Given problem ▸ In the material below, find every line with "JSON" and pull it out.

▼

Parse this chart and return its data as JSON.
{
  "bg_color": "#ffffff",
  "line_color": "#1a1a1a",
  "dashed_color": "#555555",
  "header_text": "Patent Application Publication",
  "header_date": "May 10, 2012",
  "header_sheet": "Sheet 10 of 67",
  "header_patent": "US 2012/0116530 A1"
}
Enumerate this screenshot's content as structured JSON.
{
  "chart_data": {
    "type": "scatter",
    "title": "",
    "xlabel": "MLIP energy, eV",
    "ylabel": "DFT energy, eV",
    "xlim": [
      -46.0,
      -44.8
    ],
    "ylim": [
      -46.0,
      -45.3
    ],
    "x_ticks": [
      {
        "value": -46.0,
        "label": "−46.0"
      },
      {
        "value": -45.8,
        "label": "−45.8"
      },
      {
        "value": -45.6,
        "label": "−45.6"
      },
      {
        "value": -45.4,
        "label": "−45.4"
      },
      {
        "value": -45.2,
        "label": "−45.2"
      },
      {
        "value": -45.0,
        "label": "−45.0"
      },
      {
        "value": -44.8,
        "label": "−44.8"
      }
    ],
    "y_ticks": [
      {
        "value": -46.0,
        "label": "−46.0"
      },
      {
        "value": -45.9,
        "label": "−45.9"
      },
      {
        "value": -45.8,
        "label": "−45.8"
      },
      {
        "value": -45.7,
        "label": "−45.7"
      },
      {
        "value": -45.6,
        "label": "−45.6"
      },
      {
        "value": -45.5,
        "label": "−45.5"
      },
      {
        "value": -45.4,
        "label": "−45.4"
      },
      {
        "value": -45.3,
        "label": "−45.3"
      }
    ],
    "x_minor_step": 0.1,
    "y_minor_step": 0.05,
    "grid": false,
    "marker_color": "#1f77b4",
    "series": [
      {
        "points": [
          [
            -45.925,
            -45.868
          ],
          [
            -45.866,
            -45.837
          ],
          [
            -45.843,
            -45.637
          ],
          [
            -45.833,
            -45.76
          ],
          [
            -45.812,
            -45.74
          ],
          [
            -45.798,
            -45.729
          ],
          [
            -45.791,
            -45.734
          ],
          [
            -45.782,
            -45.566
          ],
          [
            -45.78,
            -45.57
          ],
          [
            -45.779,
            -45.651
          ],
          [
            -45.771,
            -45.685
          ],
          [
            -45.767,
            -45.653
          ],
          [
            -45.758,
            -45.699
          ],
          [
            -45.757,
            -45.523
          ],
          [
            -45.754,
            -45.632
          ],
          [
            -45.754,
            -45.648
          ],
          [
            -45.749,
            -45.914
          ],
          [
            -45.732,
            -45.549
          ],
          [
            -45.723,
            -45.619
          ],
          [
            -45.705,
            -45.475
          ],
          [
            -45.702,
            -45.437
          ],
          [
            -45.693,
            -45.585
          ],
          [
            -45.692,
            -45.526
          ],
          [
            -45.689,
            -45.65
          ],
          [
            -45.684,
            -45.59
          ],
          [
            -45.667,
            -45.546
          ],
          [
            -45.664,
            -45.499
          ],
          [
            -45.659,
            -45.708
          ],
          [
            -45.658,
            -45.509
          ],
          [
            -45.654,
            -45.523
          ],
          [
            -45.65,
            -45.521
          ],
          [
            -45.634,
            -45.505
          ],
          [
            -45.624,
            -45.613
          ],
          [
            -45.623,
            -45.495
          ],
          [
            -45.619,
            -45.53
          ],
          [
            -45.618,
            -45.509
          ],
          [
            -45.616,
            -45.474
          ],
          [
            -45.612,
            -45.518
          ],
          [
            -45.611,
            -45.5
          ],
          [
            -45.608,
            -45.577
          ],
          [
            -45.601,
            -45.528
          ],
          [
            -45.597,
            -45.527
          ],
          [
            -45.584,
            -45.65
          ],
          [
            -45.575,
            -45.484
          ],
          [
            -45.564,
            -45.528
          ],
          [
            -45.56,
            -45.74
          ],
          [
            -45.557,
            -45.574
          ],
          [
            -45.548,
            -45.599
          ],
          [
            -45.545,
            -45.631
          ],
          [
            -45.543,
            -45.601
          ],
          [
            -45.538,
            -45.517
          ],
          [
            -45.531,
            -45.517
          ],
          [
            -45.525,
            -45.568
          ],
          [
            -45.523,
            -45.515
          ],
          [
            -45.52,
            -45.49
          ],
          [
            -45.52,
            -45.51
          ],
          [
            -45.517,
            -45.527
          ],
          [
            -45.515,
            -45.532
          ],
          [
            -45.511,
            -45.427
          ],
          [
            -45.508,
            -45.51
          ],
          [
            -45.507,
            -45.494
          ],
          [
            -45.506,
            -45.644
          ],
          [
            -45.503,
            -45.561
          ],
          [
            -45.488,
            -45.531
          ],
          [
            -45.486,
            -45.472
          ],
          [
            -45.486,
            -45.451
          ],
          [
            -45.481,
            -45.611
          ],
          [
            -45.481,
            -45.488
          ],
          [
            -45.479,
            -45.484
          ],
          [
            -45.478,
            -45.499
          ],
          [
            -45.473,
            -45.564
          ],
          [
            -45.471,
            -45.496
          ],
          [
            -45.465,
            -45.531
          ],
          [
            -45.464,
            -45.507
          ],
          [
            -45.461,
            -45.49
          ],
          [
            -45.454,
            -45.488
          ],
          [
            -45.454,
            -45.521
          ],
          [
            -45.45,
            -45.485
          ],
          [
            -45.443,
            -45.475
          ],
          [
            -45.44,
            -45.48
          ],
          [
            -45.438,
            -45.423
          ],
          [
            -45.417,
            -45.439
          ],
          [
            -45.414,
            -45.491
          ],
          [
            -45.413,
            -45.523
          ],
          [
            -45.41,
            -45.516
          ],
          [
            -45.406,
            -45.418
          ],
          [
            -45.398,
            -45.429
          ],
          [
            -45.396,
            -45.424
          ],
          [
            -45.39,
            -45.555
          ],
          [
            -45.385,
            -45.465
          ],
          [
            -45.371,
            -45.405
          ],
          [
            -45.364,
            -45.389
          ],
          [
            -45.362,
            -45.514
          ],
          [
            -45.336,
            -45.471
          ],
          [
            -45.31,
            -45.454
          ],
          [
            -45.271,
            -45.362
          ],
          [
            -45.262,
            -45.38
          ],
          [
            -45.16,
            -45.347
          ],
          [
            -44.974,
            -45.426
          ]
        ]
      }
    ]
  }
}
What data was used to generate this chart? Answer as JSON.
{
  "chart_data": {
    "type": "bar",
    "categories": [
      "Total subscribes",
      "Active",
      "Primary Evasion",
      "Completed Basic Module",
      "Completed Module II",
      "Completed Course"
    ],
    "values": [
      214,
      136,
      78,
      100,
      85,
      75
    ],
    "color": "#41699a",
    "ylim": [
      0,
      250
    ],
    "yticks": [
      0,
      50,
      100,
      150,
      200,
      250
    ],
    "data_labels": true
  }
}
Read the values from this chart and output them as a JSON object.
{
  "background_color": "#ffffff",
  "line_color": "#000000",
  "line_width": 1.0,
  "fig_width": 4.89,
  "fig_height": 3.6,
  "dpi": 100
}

▲

Problem solution ▸
Parse this chart and return its data as JSON.
Enumerate this screenshot's content as structured JSON.
What data was used to generate this chart? Answer as JSON.
Read the values from this chart and output them as a JSON object.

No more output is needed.